§ **EXERCISE DIRECTIONS**:
Reproduce each of the records below word for word, keeping every line as it appears.

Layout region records

--- BEGIN ---

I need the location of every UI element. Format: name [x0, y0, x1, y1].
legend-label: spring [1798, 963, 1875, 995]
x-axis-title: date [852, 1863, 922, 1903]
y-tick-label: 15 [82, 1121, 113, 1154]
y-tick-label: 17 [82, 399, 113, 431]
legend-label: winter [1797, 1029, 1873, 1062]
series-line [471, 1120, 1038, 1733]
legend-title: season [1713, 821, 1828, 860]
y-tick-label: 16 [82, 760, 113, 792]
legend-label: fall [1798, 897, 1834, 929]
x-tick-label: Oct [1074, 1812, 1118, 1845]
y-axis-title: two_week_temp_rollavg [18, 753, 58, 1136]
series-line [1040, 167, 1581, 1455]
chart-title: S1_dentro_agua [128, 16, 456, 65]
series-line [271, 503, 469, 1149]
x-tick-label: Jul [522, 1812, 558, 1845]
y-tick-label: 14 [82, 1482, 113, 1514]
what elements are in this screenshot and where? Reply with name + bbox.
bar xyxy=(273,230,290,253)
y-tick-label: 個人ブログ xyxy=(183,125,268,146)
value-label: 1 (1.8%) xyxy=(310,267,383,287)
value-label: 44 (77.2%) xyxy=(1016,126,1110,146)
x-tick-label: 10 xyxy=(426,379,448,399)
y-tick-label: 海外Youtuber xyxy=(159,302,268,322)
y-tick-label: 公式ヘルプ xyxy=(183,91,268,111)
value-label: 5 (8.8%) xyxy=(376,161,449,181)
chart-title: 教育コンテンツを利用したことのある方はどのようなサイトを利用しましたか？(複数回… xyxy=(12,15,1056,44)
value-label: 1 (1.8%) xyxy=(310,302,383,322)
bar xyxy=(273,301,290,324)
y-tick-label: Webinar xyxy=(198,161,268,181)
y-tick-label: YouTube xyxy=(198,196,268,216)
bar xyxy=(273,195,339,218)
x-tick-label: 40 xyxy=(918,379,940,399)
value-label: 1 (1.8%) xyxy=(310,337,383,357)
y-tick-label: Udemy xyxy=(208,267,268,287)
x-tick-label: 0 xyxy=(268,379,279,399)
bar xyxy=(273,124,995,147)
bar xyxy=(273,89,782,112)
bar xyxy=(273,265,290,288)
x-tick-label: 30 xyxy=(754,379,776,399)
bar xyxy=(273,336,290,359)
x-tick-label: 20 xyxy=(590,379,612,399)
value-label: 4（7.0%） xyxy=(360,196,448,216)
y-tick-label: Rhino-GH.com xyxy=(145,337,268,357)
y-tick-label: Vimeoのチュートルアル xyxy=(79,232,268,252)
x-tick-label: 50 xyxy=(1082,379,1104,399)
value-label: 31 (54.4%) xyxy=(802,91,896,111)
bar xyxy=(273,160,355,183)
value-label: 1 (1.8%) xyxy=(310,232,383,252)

--- END ---

§ **OUTPUT FOR THIS EXERCISE**:
I need the location of every UI element. Format: name [x0, y0, x1, y1].
legend-label: spring [1798, 963, 1875, 995]
x-axis-title: date [852, 1863, 922, 1903]
y-tick-label: 15 [82, 1121, 113, 1154]
y-tick-label: 17 [82, 399, 113, 431]
legend-label: winter [1797, 1029, 1873, 1062]
series-line [471, 1120, 1038, 1733]
legend-title: season [1713, 821, 1828, 860]
y-tick-label: 16 [82, 760, 113, 792]
legend-label: fall [1798, 897, 1834, 929]
x-tick-label: Oct [1074, 1812, 1118, 1845]
y-axis-title: two_week_temp_rollavg [18, 753, 58, 1136]
series-line [1040, 167, 1581, 1455]
chart-title: S1_dentro_agua [128, 16, 456, 65]
series-line [271, 503, 469, 1149]
x-tick-label: Jul [522, 1812, 558, 1845]
y-tick-label: 14 [82, 1482, 113, 1514]
what elements are in this screenshot and where? Reply with name + bbox.
bar xyxy=(273,230,290,253)
y-tick-label: 個人ブログ xyxy=(183,125,268,146)
value-label: 1 (1.8%) xyxy=(310,267,383,287)
value-label: 44 (77.2%) xyxy=(1016,126,1110,146)
x-tick-label: 10 xyxy=(426,379,448,399)
y-tick-label: 海外Youtuber xyxy=(159,302,268,322)
y-tick-label: 公式ヘルプ xyxy=(183,91,268,111)
value-label: 5 (8.8%) xyxy=(376,161,449,181)
chart-title: 教育コンテンツを利用したことのある方はどのようなサイトを利用しましたか？(複数回… xyxy=(12,15,1056,44)
value-label: 1 (1.8%) xyxy=(310,302,383,322)
bar xyxy=(273,301,290,324)
y-tick-label: Webinar xyxy=(198,161,268,181)
y-tick-label: YouTube xyxy=(198,196,268,216)
bar xyxy=(273,195,339,218)
x-tick-label: 40 xyxy=(918,379,940,399)
value-label: 1 (1.8%) xyxy=(310,337,383,357)
y-tick-label: Udemy xyxy=(208,267,268,287)
x-tick-label: 0 xyxy=(268,379,279,399)
bar xyxy=(273,124,995,147)
bar xyxy=(273,89,782,112)
bar xyxy=(273,265,290,288)
x-tick-label: 30 xyxy=(754,379,776,399)
bar xyxy=(273,336,290,359)
x-tick-label: 20 xyxy=(590,379,612,399)
value-label: 4（7.0%） xyxy=(360,196,448,216)
y-tick-label: Rhino-GH.com xyxy=(145,337,268,357)
y-tick-label: Vimeoのチュートルアル xyxy=(79,232,268,252)
x-tick-label: 50 xyxy=(1082,379,1104,399)
value-label: 31 (54.4%) xyxy=(802,91,896,111)
bar xyxy=(273,160,355,183)
value-label: 1 (1.8%) xyxy=(310,232,383,252)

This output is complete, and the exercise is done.